> [Exercise aim]
Using the records below, locate all lines containing "унії" and return them.

* * * * * * * * *

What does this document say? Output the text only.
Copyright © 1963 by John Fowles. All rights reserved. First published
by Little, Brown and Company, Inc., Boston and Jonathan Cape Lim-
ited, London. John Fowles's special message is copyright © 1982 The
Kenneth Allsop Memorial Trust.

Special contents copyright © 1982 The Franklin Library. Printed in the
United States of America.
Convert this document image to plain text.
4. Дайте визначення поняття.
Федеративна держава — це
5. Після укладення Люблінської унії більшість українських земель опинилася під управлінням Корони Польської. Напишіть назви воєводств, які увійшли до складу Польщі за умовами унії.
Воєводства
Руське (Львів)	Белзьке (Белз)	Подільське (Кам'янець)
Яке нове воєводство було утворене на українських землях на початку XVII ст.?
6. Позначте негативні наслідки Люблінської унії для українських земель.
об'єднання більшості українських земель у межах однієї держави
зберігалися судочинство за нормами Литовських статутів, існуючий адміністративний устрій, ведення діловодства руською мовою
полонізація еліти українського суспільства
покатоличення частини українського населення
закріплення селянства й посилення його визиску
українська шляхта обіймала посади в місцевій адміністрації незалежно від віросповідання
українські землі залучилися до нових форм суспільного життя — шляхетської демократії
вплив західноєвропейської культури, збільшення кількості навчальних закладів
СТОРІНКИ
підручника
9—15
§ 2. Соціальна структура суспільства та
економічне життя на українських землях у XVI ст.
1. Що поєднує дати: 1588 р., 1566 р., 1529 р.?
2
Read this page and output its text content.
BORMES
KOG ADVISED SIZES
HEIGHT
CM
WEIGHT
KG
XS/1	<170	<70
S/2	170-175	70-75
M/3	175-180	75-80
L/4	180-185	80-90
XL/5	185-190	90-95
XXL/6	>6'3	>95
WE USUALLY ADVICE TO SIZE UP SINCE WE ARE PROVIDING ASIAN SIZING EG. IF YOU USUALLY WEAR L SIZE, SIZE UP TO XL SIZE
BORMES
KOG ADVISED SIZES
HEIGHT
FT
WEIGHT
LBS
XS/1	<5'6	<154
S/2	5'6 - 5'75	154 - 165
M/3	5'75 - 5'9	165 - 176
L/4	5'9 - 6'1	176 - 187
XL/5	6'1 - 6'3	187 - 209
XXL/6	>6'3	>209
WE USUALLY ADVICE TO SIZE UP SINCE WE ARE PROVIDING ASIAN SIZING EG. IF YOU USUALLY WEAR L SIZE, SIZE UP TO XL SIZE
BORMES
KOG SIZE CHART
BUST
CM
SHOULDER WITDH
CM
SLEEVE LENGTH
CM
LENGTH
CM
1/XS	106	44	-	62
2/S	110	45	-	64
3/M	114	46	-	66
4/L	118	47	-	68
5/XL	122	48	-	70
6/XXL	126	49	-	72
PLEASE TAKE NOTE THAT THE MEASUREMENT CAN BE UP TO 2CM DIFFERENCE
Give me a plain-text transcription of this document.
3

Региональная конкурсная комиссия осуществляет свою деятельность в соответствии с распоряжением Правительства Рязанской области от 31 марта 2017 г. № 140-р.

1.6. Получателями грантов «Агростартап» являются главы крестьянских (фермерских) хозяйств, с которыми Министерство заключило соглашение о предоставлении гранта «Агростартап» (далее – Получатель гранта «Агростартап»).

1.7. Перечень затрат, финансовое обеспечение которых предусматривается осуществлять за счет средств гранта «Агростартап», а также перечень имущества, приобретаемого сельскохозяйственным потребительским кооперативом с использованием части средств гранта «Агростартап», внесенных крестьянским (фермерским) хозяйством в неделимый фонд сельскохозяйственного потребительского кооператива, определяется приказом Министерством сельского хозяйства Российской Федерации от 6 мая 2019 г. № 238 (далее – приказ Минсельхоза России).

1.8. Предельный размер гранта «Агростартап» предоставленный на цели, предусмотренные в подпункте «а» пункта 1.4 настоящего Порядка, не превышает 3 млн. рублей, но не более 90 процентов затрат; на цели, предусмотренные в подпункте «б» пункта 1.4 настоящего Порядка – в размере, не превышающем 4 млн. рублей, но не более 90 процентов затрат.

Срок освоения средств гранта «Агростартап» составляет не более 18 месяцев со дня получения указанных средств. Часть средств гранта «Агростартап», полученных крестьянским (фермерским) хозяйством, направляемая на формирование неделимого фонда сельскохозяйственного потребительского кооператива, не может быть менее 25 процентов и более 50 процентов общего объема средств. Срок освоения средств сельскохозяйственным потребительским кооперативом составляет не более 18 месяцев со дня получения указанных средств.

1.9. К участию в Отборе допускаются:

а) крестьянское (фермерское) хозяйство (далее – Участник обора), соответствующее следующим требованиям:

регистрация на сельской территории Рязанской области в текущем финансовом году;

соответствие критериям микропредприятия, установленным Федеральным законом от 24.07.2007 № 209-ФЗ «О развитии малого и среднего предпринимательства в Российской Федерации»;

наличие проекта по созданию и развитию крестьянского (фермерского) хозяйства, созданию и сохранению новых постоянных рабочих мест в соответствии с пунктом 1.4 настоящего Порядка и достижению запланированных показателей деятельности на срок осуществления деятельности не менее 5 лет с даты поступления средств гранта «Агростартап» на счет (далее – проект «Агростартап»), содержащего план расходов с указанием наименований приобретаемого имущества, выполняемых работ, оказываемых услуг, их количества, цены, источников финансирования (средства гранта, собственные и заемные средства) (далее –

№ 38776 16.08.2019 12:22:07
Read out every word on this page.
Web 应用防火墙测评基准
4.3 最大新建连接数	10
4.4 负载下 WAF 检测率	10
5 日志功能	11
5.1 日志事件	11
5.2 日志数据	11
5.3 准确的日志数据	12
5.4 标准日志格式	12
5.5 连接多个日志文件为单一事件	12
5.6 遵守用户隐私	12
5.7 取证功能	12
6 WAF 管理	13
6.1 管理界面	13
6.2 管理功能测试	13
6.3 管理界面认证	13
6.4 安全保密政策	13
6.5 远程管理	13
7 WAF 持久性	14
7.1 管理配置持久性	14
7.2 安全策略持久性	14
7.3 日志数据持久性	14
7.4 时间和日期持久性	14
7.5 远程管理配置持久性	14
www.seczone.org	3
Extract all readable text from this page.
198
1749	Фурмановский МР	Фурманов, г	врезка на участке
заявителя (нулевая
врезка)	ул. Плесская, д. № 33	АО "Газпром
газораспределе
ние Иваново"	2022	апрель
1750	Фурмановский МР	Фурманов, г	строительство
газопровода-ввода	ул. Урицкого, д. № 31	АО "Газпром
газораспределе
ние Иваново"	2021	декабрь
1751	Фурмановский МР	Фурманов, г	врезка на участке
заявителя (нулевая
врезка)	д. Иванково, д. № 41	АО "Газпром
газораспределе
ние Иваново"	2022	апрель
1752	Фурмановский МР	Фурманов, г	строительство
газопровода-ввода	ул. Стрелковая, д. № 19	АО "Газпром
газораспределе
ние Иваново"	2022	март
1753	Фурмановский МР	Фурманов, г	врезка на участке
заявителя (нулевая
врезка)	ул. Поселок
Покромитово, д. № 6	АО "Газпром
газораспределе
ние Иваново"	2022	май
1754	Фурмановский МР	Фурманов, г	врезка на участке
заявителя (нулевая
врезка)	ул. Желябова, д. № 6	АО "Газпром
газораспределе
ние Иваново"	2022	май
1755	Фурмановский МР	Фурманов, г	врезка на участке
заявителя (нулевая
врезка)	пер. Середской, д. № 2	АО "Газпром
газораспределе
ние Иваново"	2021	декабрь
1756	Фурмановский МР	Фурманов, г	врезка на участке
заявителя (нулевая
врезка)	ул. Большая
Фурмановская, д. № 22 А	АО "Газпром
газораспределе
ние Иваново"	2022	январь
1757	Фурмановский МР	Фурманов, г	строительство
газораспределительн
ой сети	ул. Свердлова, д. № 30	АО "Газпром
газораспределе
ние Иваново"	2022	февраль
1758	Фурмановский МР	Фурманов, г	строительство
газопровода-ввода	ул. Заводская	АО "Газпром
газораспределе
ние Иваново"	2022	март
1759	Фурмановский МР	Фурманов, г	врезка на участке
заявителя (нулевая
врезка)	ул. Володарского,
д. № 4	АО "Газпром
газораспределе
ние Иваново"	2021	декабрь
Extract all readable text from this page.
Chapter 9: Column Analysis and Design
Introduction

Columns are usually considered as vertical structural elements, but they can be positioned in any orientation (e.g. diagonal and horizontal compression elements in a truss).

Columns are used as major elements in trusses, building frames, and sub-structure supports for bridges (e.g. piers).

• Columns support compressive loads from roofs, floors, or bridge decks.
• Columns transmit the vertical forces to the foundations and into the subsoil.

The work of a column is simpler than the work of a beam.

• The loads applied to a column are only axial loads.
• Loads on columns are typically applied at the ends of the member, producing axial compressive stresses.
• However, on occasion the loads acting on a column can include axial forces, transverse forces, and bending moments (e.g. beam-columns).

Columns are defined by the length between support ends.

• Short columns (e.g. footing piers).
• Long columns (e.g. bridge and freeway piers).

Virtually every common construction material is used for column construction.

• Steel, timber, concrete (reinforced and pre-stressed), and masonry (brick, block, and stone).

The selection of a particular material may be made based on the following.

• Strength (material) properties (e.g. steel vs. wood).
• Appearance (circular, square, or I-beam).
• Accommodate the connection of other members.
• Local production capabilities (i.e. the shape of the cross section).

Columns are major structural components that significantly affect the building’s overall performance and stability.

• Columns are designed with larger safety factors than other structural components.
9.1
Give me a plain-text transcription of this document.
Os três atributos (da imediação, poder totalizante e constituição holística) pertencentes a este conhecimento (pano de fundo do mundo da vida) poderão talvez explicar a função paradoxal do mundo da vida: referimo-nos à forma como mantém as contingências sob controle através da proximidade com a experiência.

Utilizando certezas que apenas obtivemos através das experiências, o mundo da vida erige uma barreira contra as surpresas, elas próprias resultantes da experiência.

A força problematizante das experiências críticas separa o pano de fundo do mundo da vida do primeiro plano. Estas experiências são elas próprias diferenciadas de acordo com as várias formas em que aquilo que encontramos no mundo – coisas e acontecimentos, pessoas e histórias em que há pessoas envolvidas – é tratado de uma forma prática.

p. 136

* * * * * * * * *

> [Expected answer]
5. Після укладення Люблінської унії більшість українських земель опинилася під управлінням Корони Польської. Напишіть назви воєводств, які увійшли до складу Польщі за умовами унії.
6. Позначте негативні наслідки Люблінської унії для українських земель.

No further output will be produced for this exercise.